— Start —

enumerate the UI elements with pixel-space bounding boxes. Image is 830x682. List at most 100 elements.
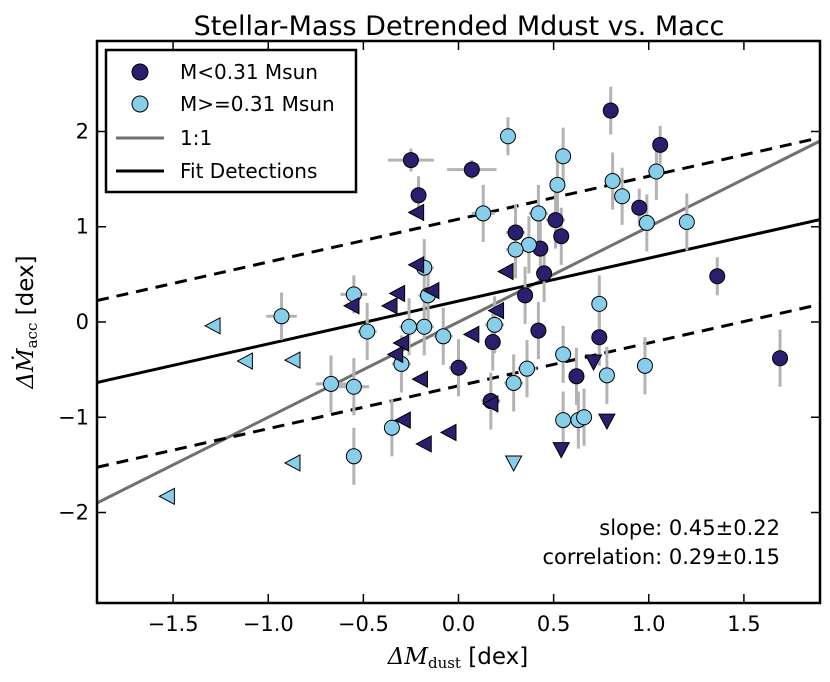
data-point [520, 236, 537, 253]
data-point [273, 308, 290, 325]
data-point [772, 350, 789, 367]
data-point [568, 368, 585, 385]
data-point [614, 188, 631, 205]
data-point [323, 375, 340, 392]
upper-limit-x-point [481, 395, 499, 413]
data-point [345, 448, 362, 465]
data-point [507, 241, 524, 258]
data-point [652, 136, 669, 153]
upper-limit-x-point [283, 351, 301, 369]
data-point [507, 224, 524, 241]
data-point [631, 199, 648, 216]
correlation-annotation: correlation: 0.29±0.15 [542, 545, 780, 569]
slope-annotation: slope: 0.45±0.22 [599, 516, 780, 540]
x-axis-label: ΔMdust [dex] [387, 644, 528, 672]
data-point [475, 205, 492, 222]
tick-layer: −1.5 −1.0 −0.5 0.0 0.5 1.0 1.5 −2 −1 0 1 2 [58, 41, 820, 636]
y-tick-label: 0 [76, 310, 89, 334]
upper-limit-y-point [584, 354, 603, 372]
data-point [463, 161, 480, 178]
data-point [638, 214, 655, 231]
y-axis-label: ΔṀacc [dex] [12, 255, 41, 389]
legend-marker-high [131, 95, 149, 113]
data-point [530, 322, 547, 339]
upper-limit-x-point [487, 301, 505, 320]
fit-line [97, 218, 820, 384]
data-point [410, 187, 427, 204]
data-point [345, 378, 362, 395]
data-point [484, 334, 501, 351]
x-tick-label: −0.5 [338, 612, 389, 636]
legend: M<0.31 Msun M>=0.31 Msun 1:1 Fit Detecti… [104, 48, 358, 194]
y-tick-label: −1 [58, 405, 89, 429]
marker-layer [158, 102, 789, 506]
upper-limit-x-point [407, 256, 425, 274]
y-axis-label-unit: [dex] [13, 255, 39, 322]
upper-limit-x-point [439, 423, 457, 442]
data-point [416, 318, 433, 335]
data-point [402, 152, 419, 169]
data-point [547, 212, 564, 229]
upper-limit-x-point [422, 281, 440, 300]
legend-label-fit: Fit Detections [180, 159, 317, 183]
data-point [555, 148, 572, 165]
upper-limit-x-point [203, 316, 221, 335]
data-point [505, 374, 522, 391]
upper-limit-x-point [388, 284, 406, 303]
one-to-one-line [97, 139, 820, 505]
x-tick-label: −1.5 [148, 612, 199, 636]
x-tick-label: 0.0 [442, 612, 475, 636]
legend-label-one-to-one: 1:1 [180, 126, 212, 150]
data-point [591, 329, 608, 346]
data-point [555, 412, 572, 429]
data-point [536, 265, 553, 282]
data-point [359, 323, 376, 340]
x-axis-label-main: ΔM [387, 644, 430, 670]
y-tick-label: 1 [76, 215, 89, 239]
upper-limit-x-point [462, 325, 480, 344]
x-tick-label: 1.5 [727, 612, 760, 636]
x-tick-label: 1.0 [632, 612, 665, 636]
data-point [486, 316, 503, 333]
y-axis-label-main: ΔṀ [12, 347, 39, 390]
upper-limit-y-point [552, 442, 571, 459]
data-point [517, 287, 534, 304]
y-tick-label: −2 [58, 501, 89, 525]
upper-limit-x-point [158, 487, 175, 506]
data-point [604, 173, 621, 190]
x-axis-label-unit: [dex] [461, 644, 528, 670]
upper-limit-x-point [386, 345, 404, 364]
data-point [591, 295, 608, 312]
data-point [636, 357, 653, 374]
upper-limit-x-point [394, 411, 411, 429]
data-point [648, 163, 665, 180]
data-point [450, 359, 467, 376]
data-point [499, 128, 516, 145]
data-point [709, 268, 726, 285]
upper-limit-x-point [497, 262, 514, 281]
upper-limit-y-point [598, 413, 616, 431]
x-tick-label: 0.5 [537, 612, 570, 636]
data-point [678, 213, 695, 230]
data-point [576, 409, 593, 426]
y-axis-label-sub: acc [23, 323, 41, 349]
x-tick-label: −1.0 [243, 612, 294, 636]
data-point [530, 205, 547, 222]
y-tick-label: 2 [76, 119, 89, 143]
upper-limit-x-point [411, 370, 428, 388]
data-point [401, 318, 418, 335]
upper-limit-x-point [283, 454, 301, 472]
data-point [553, 228, 570, 245]
data-point [602, 102, 619, 119]
data-point [435, 328, 452, 345]
data-point [383, 419, 400, 436]
upper-limit-x-point [415, 435, 432, 453]
upper-limit-x-point [236, 352, 253, 370]
upper-limit-x-point [342, 296, 360, 315]
upper-limit-x-point [380, 296, 398, 315]
data-point [518, 360, 535, 377]
legend-label-high: M>=0.31 Msun [180, 92, 335, 116]
upper-limit-y-point [504, 455, 523, 473]
data-point [549, 176, 566, 193]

— End —

* YOUR OBJECTIVE *
Rewrite the rows from the line with "data-point [520, 236, 537, 253]" up to and including the line with "marker-layer [158, 102, 789, 506]", changing "upper-limit-x-point" to "x-upper-limit-point" and leaving everything else the same.

* RESULT OF THE TASK *
data-point [520, 236, 537, 253]
data-point [273, 308, 290, 325]
data-point [772, 350, 789, 367]
data-point [568, 368, 585, 385]
data-point [614, 188, 631, 205]
data-point [323, 375, 340, 392]
x-upper-limit-point [481, 395, 499, 413]
data-point [345, 448, 362, 465]
data-point [507, 241, 524, 258]
data-point [652, 136, 669, 153]
x-upper-limit-point [283, 351, 301, 369]
data-point [507, 224, 524, 241]
data-point [631, 199, 648, 216]
correlation-annotation: correlation: 0.29±0.15 [542, 545, 780, 569]
slope-annotation: slope: 0.45±0.22 [599, 516, 780, 540]
x-axis-label: ΔMdust [dex] [387, 644, 528, 672]
data-point [475, 205, 492, 222]
tick-layer: −1.5 −1.0 −0.5 0.0 0.5 1.0 1.5 −2 −1 0 1 2 [58, 41, 820, 636]
y-tick-label: 0 [76, 310, 89, 334]
upper-limit-y-point [584, 354, 603, 372]
data-point [463, 161, 480, 178]
data-point [638, 214, 655, 231]
y-axis-label: ΔṀacc [dex] [12, 255, 41, 389]
legend-marker-high [131, 95, 149, 113]
data-point [530, 322, 547, 339]
x-upper-limit-point [487, 301, 505, 320]
fit-line [97, 218, 820, 384]
data-point [410, 187, 427, 204]
data-point [345, 378, 362, 395]
data-point [484, 334, 501, 351]
x-tick-label: −0.5 [338, 612, 389, 636]
legend: M<0.31 Msun M>=0.31 Msun 1:1 Fit Detecti… [104, 48, 358, 194]
y-tick-label: −1 [58, 405, 89, 429]
marker-layer [158, 102, 789, 506]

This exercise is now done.